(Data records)
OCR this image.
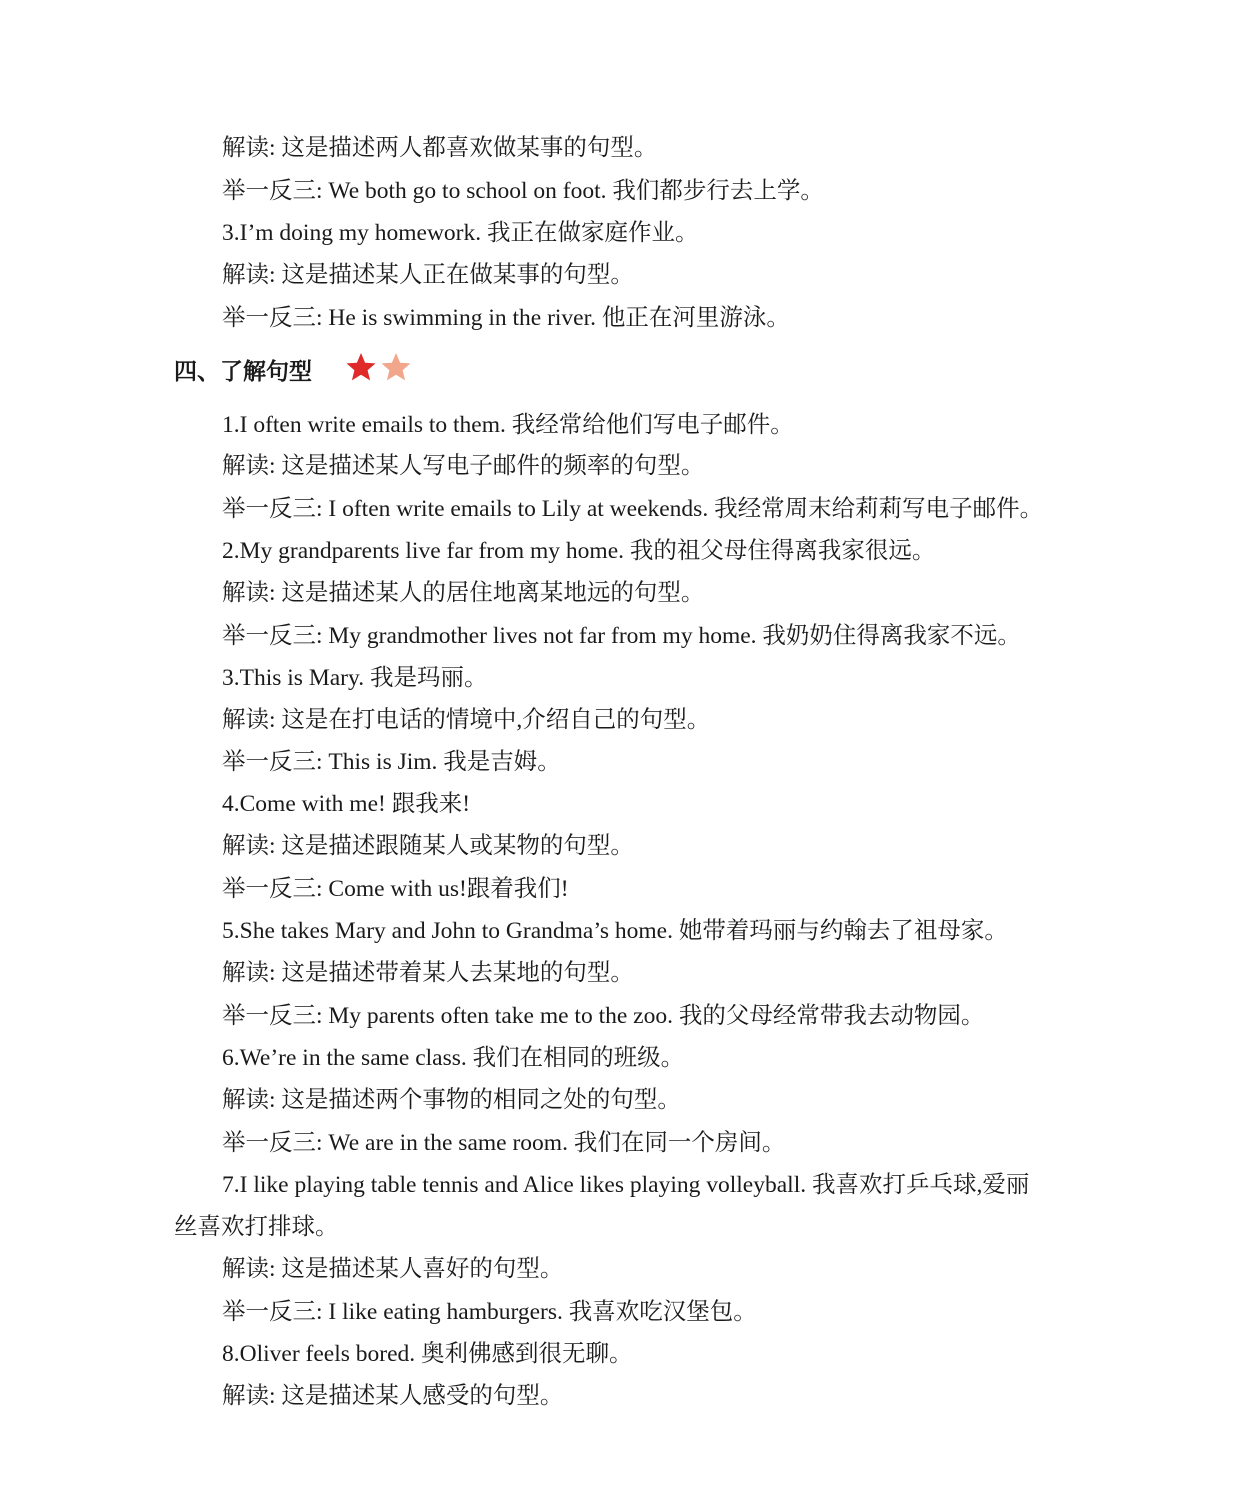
解读: 这是描述两人都喜欢做某事的句型。

举一反三: We both go to school on foot. 我们都步行去上学。

3.I’m doing my homework. 我正在做家庭作业。

解读: 这是描述某人正在做某事的句型。

举一反三: He is swimming in the river. 他正在河里游泳。

四、了解句型

1.I often write emails to them. 我经常给他们写电子邮件。

解读: 这是描述某人写电子邮件的频率的句型。

举一反三: I often write emails to Lily at weekends. 我经常周末给莉莉写电子邮件。

2.My grandparents live far from my home. 我的祖父母住得离我家很远。

解读: 这是描述某人的居住地离某地远的句型。

举一反三: My grandmother lives not far from my home. 我奶奶住得离我家不远。

3.This is Mary. 我是玛丽。

解读: 这是在打电话的情境中,介绍自己的句型。

举一反三: This is Jim. 我是吉姆。

4.Come with me! 跟我来!

解读: 这是描述跟随某人或某物的句型。

举一反三: Come with us!跟着我们!

5.She takes Mary and John to Grandma’s home. 她带着玛丽与约翰去了祖母家。

解读: 这是描述带着某人去某地的句型。

举一反三: My parents often take me to the zoo. 我的父母经常带我去动物园。

6.We’re in the same class. 我们在相同的班级。

解读: 这是描述两个事物的相同之处的句型。

举一反三: We are in the same room. 我们在同一个房间。

7.I like playing table tennis and Alice likes playing volleyball. 我喜欢打乒乓球,爱丽

丝喜欢打排球。

解读: 这是描述某人喜好的句型。

举一反三: I like eating hamburgers. 我喜欢吃汉堡包。

8.Oliver feels bored. 奥利佛感到很无聊。

解读: 这是描述某人感受的句型。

▶ _Written task_
Report how many lines of the records above contain the word "from", and give only that number.

▶ _Exercise response_
2